[START Data to use]

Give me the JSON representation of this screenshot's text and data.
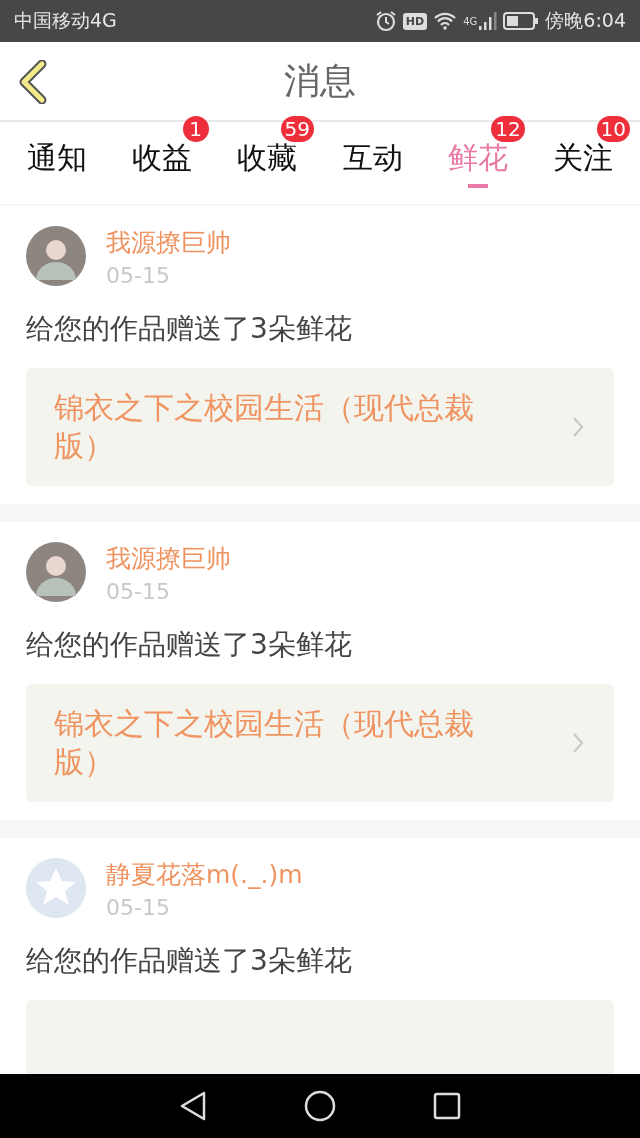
{
  "status_bar": {
    "carrier": "中国移动4G",
    "hd": "HD",
    "network": "4G",
    "time": "傍晚6:04"
  },
  "header": {
    "title": "消息"
  },
  "tabs": [
    {
      "label": "通知",
      "selected": false
    },
    {
      "label": "收益",
      "selected": false,
      "badge": "1"
    },
    {
      "label": "收藏",
      "selected": false,
      "badge": "59"
    },
    {
      "label": "互动",
      "selected": false
    },
    {
      "label": "鲜花",
      "selected": true,
      "badge": "12"
    },
    {
      "label": "关注",
      "selected": false,
      "badge": "10"
    }
  ],
  "messages": [
    {
      "avatar": {
        "kind": "photo"
      },
      "name": "我源撩巨帅",
      "date": "05-15",
      "text": "给您的作品赠送了3朵鲜花",
      "work": "锦衣之下之校园生活（现代总裁版）"
    },
    {
      "avatar": {
        "kind": "photo"
      },
      "name": "我源撩巨帅",
      "date": "05-15",
      "text": "给您的作品赠送了3朵鲜花",
      "work": "锦衣之下之校园生活（现代总裁版）"
    },
    {
      "avatar": {
        "kind": "default"
      },
      "name": "静夏花落m(._.)m",
      "date": "05-15",
      "text": "给您的作品赠送了3朵鲜花"
    }
  ]
}
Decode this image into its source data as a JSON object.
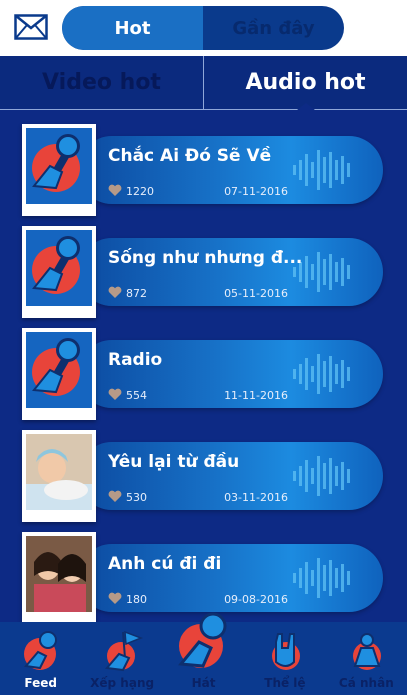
{
  "header": {
    "mail_icon": "mail-icon",
    "segments": [
      {
        "label": "Hot",
        "active": true
      },
      {
        "label": "Gần đây",
        "active": false
      }
    ]
  },
  "tabs": [
    {
      "label": "Video hot",
      "active": false
    },
    {
      "label": "Audio hot",
      "active": true
    }
  ],
  "songs": [
    {
      "title": "Chắc Ai Đó Sẽ Về",
      "likes": "1220",
      "date": "07-11-2016",
      "thumb": "microphone-hand-icon"
    },
    {
      "title": "Sống như nhưng đ...",
      "likes": "872",
      "date": "05-11-2016",
      "thumb": "microphone-hand-icon"
    },
    {
      "title": "Radio",
      "likes": "554",
      "date": "11-11-2016",
      "thumb": "microphone-hand-icon"
    },
    {
      "title": "Yêu lại từ đầu",
      "likes": "530",
      "date": "03-11-2016",
      "thumb": "baby-photo"
    },
    {
      "title": "Anh cú đi đi",
      "likes": "180",
      "date": "09-08-2016",
      "thumb": "people-photo"
    }
  ],
  "nav": [
    {
      "label": "Feed",
      "active": true
    },
    {
      "label": "Xếp hạng",
      "active": false
    },
    {
      "label": "Hát",
      "active": false
    },
    {
      "label": "Thể lệ",
      "active": false
    },
    {
      "label": "Cá nhân",
      "active": false
    }
  ],
  "colors": {
    "background": "#0d2a85",
    "pill_accent": "#1c8be0",
    "thumb_red": "#e8443a"
  }
}
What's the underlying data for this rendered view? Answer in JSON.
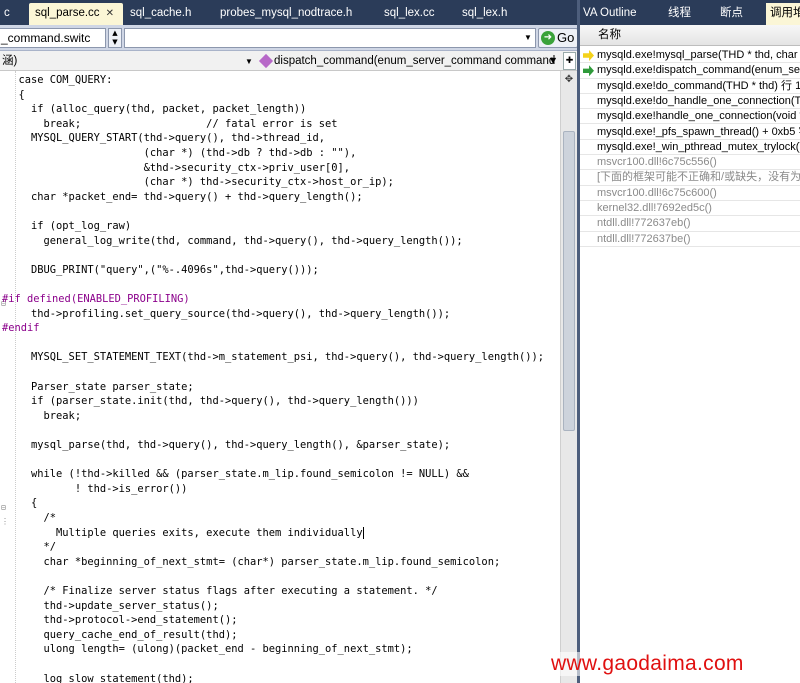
{
  "tabs": [
    {
      "label": "c",
      "active": false
    },
    {
      "label": "sql_parse.cc",
      "active": true
    },
    {
      "label": "sql_cache.h",
      "active": false
    },
    {
      "label": "probes_mysql_nodtrace.h",
      "active": false
    },
    {
      "label": "sql_lex.cc",
      "active": false
    },
    {
      "label": "sql_lex.h",
      "active": false
    }
  ],
  "combo": {
    "value": "_command.switc",
    "go_label": "Go"
  },
  "nav": {
    "left": "涵)",
    "right": "dispatch_command(enum_server_command command"
  },
  "code_lines": [
    "  case COM_QUERY:",
    "  {",
    "    if (alloc_query(thd, packet, packet_length))",
    "      break;                    // fatal error is set",
    "    MYSQL_QUERY_START(thd->query(), thd->thread_id,",
    "                      (char *) (thd->db ? thd->db : \"\"),",
    "                      &thd->security_ctx->priv_user[0],",
    "                      (char *) thd->security_ctx->host_or_ip);",
    "    char *packet_end= thd->query() + thd->query_length();",
    "",
    "    if (opt_log_raw)",
    "      general_log_write(thd, command, thd->query(), thd->query_length());",
    "",
    "    DBUG_PRINT(\"query\",(\"%-.4096s\",thd->query()));",
    "",
    "#if defined(ENABLED_PROFILING)",
    "    thd->profiling.set_query_source(thd->query(), thd->query_length());",
    "#endif",
    "",
    "    MYSQL_SET_STATEMENT_TEXT(thd->m_statement_psi, thd->query(), thd->query_length());",
    "",
    "    Parser_state parser_state;",
    "    if (parser_state.init(thd, thd->query(), thd->query_length()))",
    "      break;",
    "",
    "    mysql_parse(thd, thd->query(), thd->query_length(), &parser_state);",
    "",
    "    while (!thd->killed && (parser_state.m_lip.found_semicolon != NULL) &&",
    "           ! thd->is_error())",
    "    {",
    "      /*",
    "        Multiple queries exits, execute them individually",
    "      */",
    "      char *beginning_of_next_stmt= (char*) parser_state.m_lip.found_semicolon;",
    "",
    "      /* Finalize server status flags after executing a statement. */",
    "      thd->update_server_status();",
    "      thd->protocol->end_statement();",
    "      query_cache_end_of_result(thd);",
    "      ulong length= (ulong)(packet_end - beginning_of_next_stmt);",
    "",
    "      log_slow_statement(thd);"
  ],
  "right_tabs": [
    {
      "label": "VA Outline",
      "active": false
    },
    {
      "label": "线程",
      "active": false
    },
    {
      "label": "断点",
      "active": false
    },
    {
      "label": "调用堆",
      "active": true
    }
  ],
  "callstack": {
    "header": "名称",
    "rows": [
      {
        "text": "mysqld.exe!mysql_parse(THD * thd, char * ",
        "marker": "yellow",
        "gray": false
      },
      {
        "text": "mysqld.exe!dispatch_command(enum_ser",
        "marker": "green",
        "gray": false
      },
      {
        "text": "mysqld.exe!do_command(THD * thd)  行 1",
        "marker": "",
        "gray": false
      },
      {
        "text": "mysqld.exe!do_handle_one_connection(Th",
        "marker": "",
        "gray": false
      },
      {
        "text": "mysqld.exe!handle_one_connection(void *",
        "marker": "",
        "gray": false
      },
      {
        "text": "mysqld.exe!_pfs_spawn_thread()  + 0xb5 字",
        "marker": "",
        "gray": false
      },
      {
        "text": "mysqld.exe!_win_pthread_mutex_trylock()",
        "marker": "",
        "gray": false
      },
      {
        "text": "msvcr100.dll!6c75c556()",
        "marker": "",
        "gray": true
      },
      {
        "text": "[下面的框架可能不正确和/或缺失，没有为",
        "marker": "",
        "gray": true
      },
      {
        "text": "msvcr100.dll!6c75c600()",
        "marker": "",
        "gray": true
      },
      {
        "text": "kernel32.dll!7692ed5c()",
        "marker": "",
        "gray": true
      },
      {
        "text": "ntdll.dll!772637eb()",
        "marker": "",
        "gray": true
      },
      {
        "text": "ntdll.dll!772637be()",
        "marker": "",
        "gray": true
      }
    ]
  },
  "watermark": "www.gaodaima.com"
}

[END Data to use]

> [Your objective]
Give every record again exactly, apart from the pictures, which stay out.

> [Correct response]
Give me the JSON representation of this screenshot's text and data.
{
  "status_bar": {
    "carrier": "中国移动4G",
    "hd": "HD",
    "network": "4G",
    "time": "傍晚6:04"
  },
  "header": {
    "title": "消息"
  },
  "tabs": [
    {
      "label": "通知",
      "selected": false
    },
    {
      "label": "收益",
      "selected": false,
      "badge": "1"
    },
    {
      "label": "收藏",
      "selected": false,
      "badge": "59"
    },
    {
      "label": "互动",
      "selected": false
    },
    {
      "label": "鲜花",
      "selected": true,
      "badge": "12"
    },
    {
      "label": "关注",
      "selected": false,
      "badge": "10"
    }
  ],
  "messages": [
    {
      "avatar": {
        "kind": "photo"
      },
      "name": "我源撩巨帅",
      "date": "05-15",
      "text": "给您的作品赠送了3朵鲜花",
      "work": "锦衣之下之校园生活（现代总裁版）"
    },
    {
      "avatar": {
        "kind": "photo"
      },
      "name": "我源撩巨帅",
      "date": "05-15",
      "text": "给您的作品赠送了3朵鲜花",
      "work": "锦衣之下之校园生活（现代总裁版）"
    },
    {
      "avatar": {
        "kind": "default"
      },
      "name": "静夏花落m(._.)m",
      "date": "05-15",
      "text": "给您的作品赠送了3朵鲜花"
    }
  ]
}
Decode this image into its source data as a JSON object.
{
  "header": {
    "mail_icon": "mail-icon",
    "segments": [
      {
        "label": "Hot",
        "active": true
      },
      {
        "label": "Gần đây",
        "active": false
      }
    ]
  },
  "tabs": [
    {
      "label": "Video hot",
      "active": false
    },
    {
      "label": "Audio hot",
      "active": true
    }
  ],
  "songs": [
    {
      "title": "Chắc Ai Đó Sẽ Về",
      "likes": "1220",
      "date": "07-11-2016",
      "thumb": "microphone-hand-icon"
    },
    {
      "title": "Sống như nhưng đ...",
      "likes": "872",
      "date": "05-11-2016",
      "thumb": "microphone-hand-icon"
    },
    {
      "title": "Radio",
      "likes": "554",
      "date": "11-11-2016",
      "thumb": "microphone-hand-icon"
    },
    {
      "title": "Yêu lại từ đầu",
      "likes": "530",
      "date": "03-11-2016",
      "thumb": "baby-photo"
    },
    {
      "title": "Anh cú đi đi",
      "likes": "180",
      "date": "09-08-2016",
      "thumb": "people-photo"
    }
  ],
  "nav": [
    {
      "label": "Feed",
      "active": true
    },
    {
      "label": "Xếp hạng",
      "active": false
    },
    {
      "label": "Hát",
      "active": false
    },
    {
      "label": "Thể lệ",
      "active": false
    },
    {
      "label": "Cá nhân",
      "active": false
    }
  ],
  "colors": {
    "background": "#0d2a85",
    "pill_accent": "#1c8be0",
    "thumb_red": "#e8443a"
  }
}
What's the underlying data for this rendered view? Answer in JSON.
{
  "tabs": [
    {
      "label": "c",
      "active": false
    },
    {
      "label": "sql_parse.cc",
      "active": true
    },
    {
      "label": "sql_cache.h",
      "active": false
    },
    {
      "label": "probes_mysql_nodtrace.h",
      "active": false
    },
    {
      "label": "sql_lex.cc",
      "active": false
    },
    {
      "label": "sql_lex.h",
      "active": false
    }
  ],
  "combo": {
    "value": "_command.switc",
    "go_label": "Go"
  },
  "nav": {
    "left": "涵)",
    "right": "dispatch_command(enum_server_command command"
  },
  "code_lines": [
    "  case COM_QUERY:",
    "  {",
    "    if (alloc_query(thd, packet, packet_length))",
    "      break;                    // fatal error is set",
    "    MYSQL_QUERY_START(thd->query(), thd->thread_id,",
    "                      (char *) (thd->db ? thd->db : \"\"),",
    "                      &thd->security_ctx->priv_user[0],",
    "                      (char *) thd->security_ctx->host_or_ip);",
    "    char *packet_end= thd->query() + thd->query_length();",
    "",
    "    if (opt_log_raw)",
    "      general_log_write(thd, command, thd->query(), thd->query_length());",
    "",
    "    DBUG_PRINT(\"query\",(\"%-.4096s\",thd->query()));",
    "",
    "#if defined(ENABLED_PROFILING)",
    "    thd->profiling.set_query_source(thd->query(), thd->query_length());",
    "#endif",
    "",
    "    MYSQL_SET_STATEMENT_TEXT(thd->m_statement_psi, thd->query(), thd->query_length());",
    "",
    "    Parser_state parser_state;",
    "    if (parser_state.init(thd, thd->query(), thd->query_length()))",
    "      break;",
    "",
    "    mysql_parse(thd, thd->query(), thd->query_length(), &parser_state);",
    "",
    "    while (!thd->killed && (parser_state.m_lip.found_semicolon != NULL) &&",
    "           ! thd->is_error())",
    "    {",
    "      /*",
    "        Multiple queries exits, execute them individually",
    "      */",
    "      char *beginning_of_next_stmt= (char*) parser_state.m_lip.found_semicolon;",
    "",
    "      /* Finalize server status flags after executing a statement. */",
    "      thd->update_server_status();",
    "      thd->protocol->end_statement();",
    "      query_cache_end_of_result(thd);",
    "      ulong length= (ulong)(packet_end - beginning_of_next_stmt);",
    "",
    "      log_slow_statement(thd);"
  ],
  "right_tabs": [
    {
      "label": "VA Outline",
      "active": false
    },
    {
      "label": "线程",
      "active": false
    },
    {
      "label": "断点",
      "active": false
    },
    {
      "label": "调用堆",
      "active": true
    }
  ],
  "callstack": {
    "header": "名称",
    "rows": [
      {
        "text": "mysqld.exe!mysql_parse(THD * thd, char * ",
        "marker": "yellow",
        "gray": false
      },
      {
        "text": "mysqld.exe!dispatch_command(enum_ser",
        "marker": "green",
        "gray": false
      },
      {
        "text": "mysqld.exe!do_command(THD * thd)  行 1",
        "marker": "",
        "gray": false
      },
      {
        "text": "mysqld.exe!do_handle_one_connection(Th",
        "marker": "",
        "gray": false
      },
      {
        "text": "mysqld.exe!handle_one_connection(void *",
        "marker": "",
        "gray": false
      },
      {
        "text": "mysqld.exe!_pfs_spawn_thread()  + 0xb5 字",
        "marker": "",
        "gray": false
      },
      {
        "text": "mysqld.exe!_win_pthread_mutex_trylock()",
        "marker": "",
        "gray": false
      },
      {
        "text": "msvcr100.dll!6c75c556()",
        "marker": "",
        "gray": true
      },
      {
        "text": "[下面的框架可能不正确和/或缺失，没有为",
        "marker": "",
        "gray": true
      },
      {
        "text": "msvcr100.dll!6c75c600()",
        "marker": "",
        "gray": true
      },
      {
        "text": "kernel32.dll!7692ed5c()",
        "marker": "",
        "gray": true
      },
      {
        "text": "ntdll.dll!772637eb()",
        "marker": "",
        "gray": true
      },
      {
        "text": "ntdll.dll!772637be()",
        "marker": "",
        "gray": true
      }
    ]
  },
  "watermark": "www.gaodaima.com"
}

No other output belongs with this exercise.